PROMPT>
Retype each entry below, keeping every character the same.

Dataset records
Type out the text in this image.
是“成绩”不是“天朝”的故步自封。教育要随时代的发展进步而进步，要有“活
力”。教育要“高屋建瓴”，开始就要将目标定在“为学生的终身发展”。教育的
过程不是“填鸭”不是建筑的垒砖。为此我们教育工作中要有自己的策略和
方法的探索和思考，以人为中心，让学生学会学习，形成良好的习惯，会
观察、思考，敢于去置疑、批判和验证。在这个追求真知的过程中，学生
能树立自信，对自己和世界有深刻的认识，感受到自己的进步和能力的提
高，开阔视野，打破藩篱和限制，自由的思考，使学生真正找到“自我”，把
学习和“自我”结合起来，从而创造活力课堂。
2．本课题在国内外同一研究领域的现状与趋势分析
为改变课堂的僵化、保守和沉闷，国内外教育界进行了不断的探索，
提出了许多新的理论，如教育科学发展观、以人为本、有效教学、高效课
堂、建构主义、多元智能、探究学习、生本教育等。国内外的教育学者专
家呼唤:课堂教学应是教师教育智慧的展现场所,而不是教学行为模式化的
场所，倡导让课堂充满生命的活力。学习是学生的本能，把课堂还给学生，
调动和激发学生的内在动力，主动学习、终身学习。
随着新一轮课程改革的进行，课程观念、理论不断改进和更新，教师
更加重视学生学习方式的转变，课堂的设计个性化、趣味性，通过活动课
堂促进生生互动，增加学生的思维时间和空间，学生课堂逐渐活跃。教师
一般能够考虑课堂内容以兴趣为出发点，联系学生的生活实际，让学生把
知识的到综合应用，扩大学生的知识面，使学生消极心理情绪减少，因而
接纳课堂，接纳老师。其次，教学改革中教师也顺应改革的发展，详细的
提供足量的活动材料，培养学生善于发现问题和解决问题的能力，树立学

SOLUTION>
Type out the text in this image.
是“成绩”不是“天朝”的故步自封。教育要随时代的发展进步而进步，要有“活
力”。教育要“高屋建瓴”，开始就要将目标定在“为学生的终身发展”。教育的
过程不是“填鸭”不是建筑的垒砖。为此我们教育工作中要有自己的策略和
方法的探索和思考，以人为中心，让学生学会学习，形成良好的习惯，会
观察、思考，敢于去置疑、批判和验证。在这个追求真知的过程中，学生
能树立自信，对自己和世界有深刻的认识，感受到自己的进步和能力的提
高，开阔视野，打破藩篱和限制，自由的思考，使学生真正找到“自我”，把
学习和“自我”结合起来，从而创造活力课堂。
2．本课题在国内外同一研究领域的现状与趋势分析
为改变课堂的僵化、保守和沉闷，国内外教育界进行了不断的探索，
提出了许多新的理论，如教育科学发展观、以人为本、有效教学、高效课
堂、建构主义、多元智能、探究学习、生本教育等。国内外的教育学者专
家呼唤:课堂教学应是教师教育智慧的展现场所,而不是教学行为模式化的
场所，倡导让课堂充满生命的活力。学习是学生的本能，把课堂还给学生，
调动和激发学生的内在动力，主动学习、终身学习。
随着新一轮课程改革的进行，课程观念、理论不断改进和更新，教师
更加重视学生学习方式的转变，课堂的设计个性化、趣味性，通过活动课
堂促进生生互动，增加学生的思维时间和空间，学生课堂逐渐活跃。教师
一般能够考虑课堂内容以兴趣为出发点，联系学生的生活实际，让学生把
知识的到综合应用，扩大学生的知识面，使学生消极心理情绪减少，因而
接纳课堂，接纳老师。其次，教学改革中教师也顺应改革的发展，详细的
提供足量的活动材料，培养学生善于发现问题和解决问题的能力，树立学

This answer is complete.